• [Work to complete]
Write out the whole of the material exactly.

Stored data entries
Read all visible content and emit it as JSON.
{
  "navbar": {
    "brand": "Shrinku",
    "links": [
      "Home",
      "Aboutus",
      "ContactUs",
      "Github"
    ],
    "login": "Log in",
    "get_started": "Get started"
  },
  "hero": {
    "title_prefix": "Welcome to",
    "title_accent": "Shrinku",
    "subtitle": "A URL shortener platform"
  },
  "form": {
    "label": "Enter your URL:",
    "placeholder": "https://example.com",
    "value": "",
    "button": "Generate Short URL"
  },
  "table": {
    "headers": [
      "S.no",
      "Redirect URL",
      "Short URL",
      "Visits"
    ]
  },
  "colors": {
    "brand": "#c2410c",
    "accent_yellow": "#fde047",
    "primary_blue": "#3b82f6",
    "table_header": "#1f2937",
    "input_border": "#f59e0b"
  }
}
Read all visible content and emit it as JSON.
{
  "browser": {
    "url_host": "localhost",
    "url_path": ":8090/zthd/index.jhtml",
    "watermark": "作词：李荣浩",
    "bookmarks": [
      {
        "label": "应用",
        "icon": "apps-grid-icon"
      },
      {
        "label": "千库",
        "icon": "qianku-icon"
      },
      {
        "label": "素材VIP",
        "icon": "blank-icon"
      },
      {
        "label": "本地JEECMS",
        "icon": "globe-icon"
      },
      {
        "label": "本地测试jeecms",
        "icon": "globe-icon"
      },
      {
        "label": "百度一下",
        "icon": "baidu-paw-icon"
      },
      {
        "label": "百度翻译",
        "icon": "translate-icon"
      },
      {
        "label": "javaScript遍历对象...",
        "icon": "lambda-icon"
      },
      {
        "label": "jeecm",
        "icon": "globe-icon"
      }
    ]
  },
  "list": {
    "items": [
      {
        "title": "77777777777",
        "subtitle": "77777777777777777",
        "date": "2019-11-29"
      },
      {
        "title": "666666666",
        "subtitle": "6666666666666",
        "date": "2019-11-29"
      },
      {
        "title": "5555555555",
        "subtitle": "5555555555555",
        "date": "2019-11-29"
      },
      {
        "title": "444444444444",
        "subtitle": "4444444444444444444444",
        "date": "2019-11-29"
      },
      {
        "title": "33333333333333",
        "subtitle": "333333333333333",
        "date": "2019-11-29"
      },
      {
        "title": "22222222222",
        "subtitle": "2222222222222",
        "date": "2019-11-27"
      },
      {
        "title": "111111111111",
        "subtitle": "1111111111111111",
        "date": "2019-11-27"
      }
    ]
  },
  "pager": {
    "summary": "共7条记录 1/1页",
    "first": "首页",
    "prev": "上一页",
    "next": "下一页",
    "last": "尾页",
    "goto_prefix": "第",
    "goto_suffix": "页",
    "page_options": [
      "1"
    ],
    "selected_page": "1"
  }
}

• [Task solution]
Read all visible content and emit it as JSON.
{
  "navbar": {
    "brand": "Shrinku",
    "links": [
      "Home",
      "Aboutus",
      "ContactUs",
      "Github"
    ],
    "login": "Log in",
    "get_started": "Get started"
  },
  "hero": {
    "title_prefix": "Welcome to",
    "title_accent": "Shrinku",
    "subtitle": "A URL shortener platform"
  },
  "form": {
    "label": "Enter your URL:",
    "placeholder": "https://example.com",
    "value": "",
    "button": "Generate Short URL"
  },
  "table": {
    "headers": [
      "S.no",
      "Redirect URL",
      "Short URL",
      "Visits"
    ]
  },
  "colors": {
    "brand": "#c2410c",
    "accent_yellow": "#fde047",
    "primary_blue": "#3b82f6",
    "table_header": "#1f2937",
    "input_border": "#f59e0b"
  }
}
Read all visible content and emit it as JSON.
{
  "browser": {
    "url_host": "localhost",
    "url_path": ":8090/zthd/index.jhtml",
    "watermark": "作词：李荣浩",
    "bookmarks": [
      {
        "label": "应用",
        "icon": "apps-grid-icon"
      },
      {
        "label": "千库",
        "icon": "qianku-icon"
      },
      {
        "label": "素材VIP",
        "icon": "blank-icon"
      },
      {
        "label": "本地JEECMS",
        "icon": "globe-icon"
      },
      {
        "label": "本地测试jeecms",
        "icon": "globe-icon"
      },
      {
        "label": "百度一下",
        "icon": "baidu-paw-icon"
      },
      {
        "label": "百度翻译",
        "icon": "translate-icon"
      },
      {
        "label": "javaScript遍历对象...",
        "icon": "lambda-icon"
      },
      {
        "label": "jeecm",
        "icon": "globe-icon"
      }
    ]
  },
  "list": {
    "items": [
      {
        "title": "77777777777",
        "subtitle": "77777777777777777",
        "date": "2019-11-29"
      },
      {
        "title": "666666666",
        "subtitle": "6666666666666",
        "date": "2019-11-29"
      },
      {
        "title": "5555555555",
        "subtitle": "5555555555555",
        "date": "2019-11-29"
      },
      {
        "title": "444444444444",
        "subtitle": "4444444444444444444444",
        "date": "2019-11-29"
      },
      {
        "title": "33333333333333",
        "subtitle": "333333333333333",
        "date": "2019-11-29"
      },
      {
        "title": "22222222222",
        "subtitle": "2222222222222",
        "date": "2019-11-27"
      },
      {
        "title": "111111111111",
        "subtitle": "1111111111111111",
        "date": "2019-11-27"
      }
    ]
  },
  "pager": {
    "summary": "共7条记录 1/1页",
    "first": "首页",
    "prev": "上一页",
    "next": "下一页",
    "last": "尾页",
    "goto_prefix": "第",
    "goto_suffix": "页",
    "page_options": [
      "1"
    ],
    "selected_page": "1"
  }
}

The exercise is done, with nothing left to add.